-------- TASK MATERIAL --------

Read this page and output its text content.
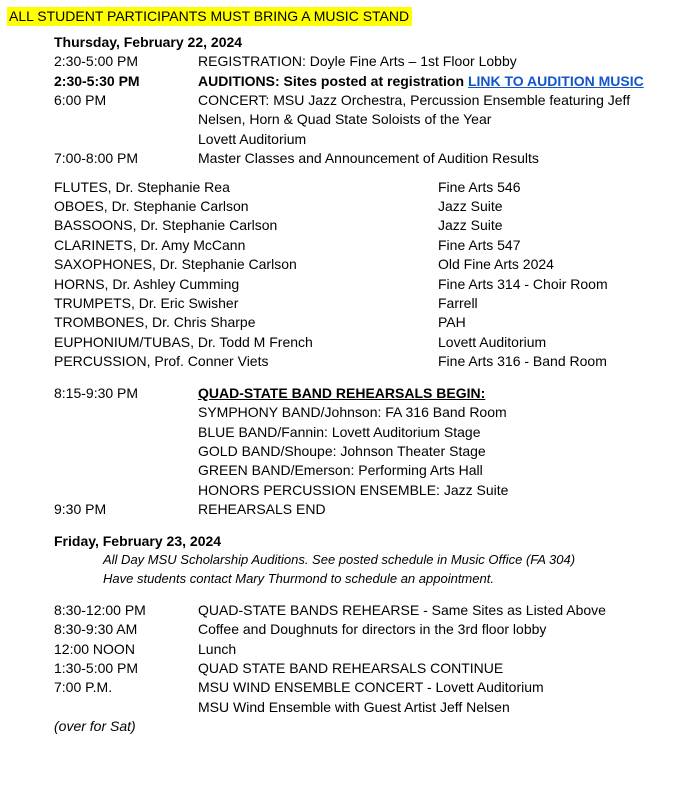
ALL STUDENT PARTICIPANTS MUST BRING A MUSIC STAND
Thursday, February 22, 2024
2:30-5:00 PM	REGISTRATION: Doyle Fine Arts – 1st Floor Lobby
2:30-5:30 PM	AUDITIONS: Sites posted at registration LINK TO AUDITION MUSIC
6:00 PM	CONCERT: MSU Jazz Orchestra, Percussion Ensemble featuring Jeff
Nelsen, Horn & Quad State Soloists of the Year
Lovett Auditorium
7:00-8:00 PM	Master Classes and Announcement of Audition Results
FLUTES, Dr. Stephanie Rea	Fine Arts 546
OBOES, Dr. Stephanie Carlson	Jazz Suite
BASSOONS, Dr. Stephanie Carlson	Jazz Suite
CLARINETS, Dr. Amy McCann	Fine Arts 547
SAXOPHONES, Dr. Stephanie Carlson	Old Fine Arts 2024
HORNS, Dr. Ashley Cumming	Fine Arts 314 - Choir Room
TRUMPETS, Dr. Eric Swisher	Farrell
TROMBONES, Dr. Chris Sharpe	PAH
EUPHONIUM/TUBAS, Dr. Todd M French	Lovett Auditorium
PERCUSSION, Prof. Conner Viets	Fine Arts 316 - Band Room
8:15-9:30 PM	QUAD-STATE BAND REHEARSALS BEGIN:
SYMPHONY BAND/Johnson: FA 316 Band Room
BLUE BAND/Fannin: Lovett Auditorium Stage
GOLD BAND/Shoupe: Johnson Theater Stage
GREEN BAND/Emerson: Performing Arts Hall
HONORS PERCUSSION ENSEMBLE: Jazz Suite
9:30 PM	REHEARSALS END
Friday, February 23, 2024
All Day MSU Scholarship Auditions. See posted schedule in Music Office (FA 304)
Have students contact Mary Thurmond to schedule an appointment.
8:30-12:00 PM	QUAD-STATE BANDS REHEARSE - Same Sites as Listed Above
8:30-9:30 AM	Coffee and Doughnuts for directors in the 3rd floor lobby
12:00 NOON	Lunch
1:30-5:00 PM	QUAD STATE BAND REHEARSALS CONTINUE
7:00 P.M.	MSU WIND ENSEMBLE CONCERT - Lovett Auditorium
MSU Wind Ensemble with Guest Artist Jeff Nelsen
(over for Sat)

--------

PROBLEM TO SOLVE ▸
Check each line above for the string "Auditorium", then copy the ones that have it.

CORRECT RESPONSE ▸
Lovett Auditorium
EUPHONIUM/TUBAS, Dr. Todd M French	Lovett Auditorium
BLUE BAND/Fannin: Lovett Auditorium Stage
7:00 P.M.	MSU WIND ENSEMBLE CONCERT - Lovett Auditorium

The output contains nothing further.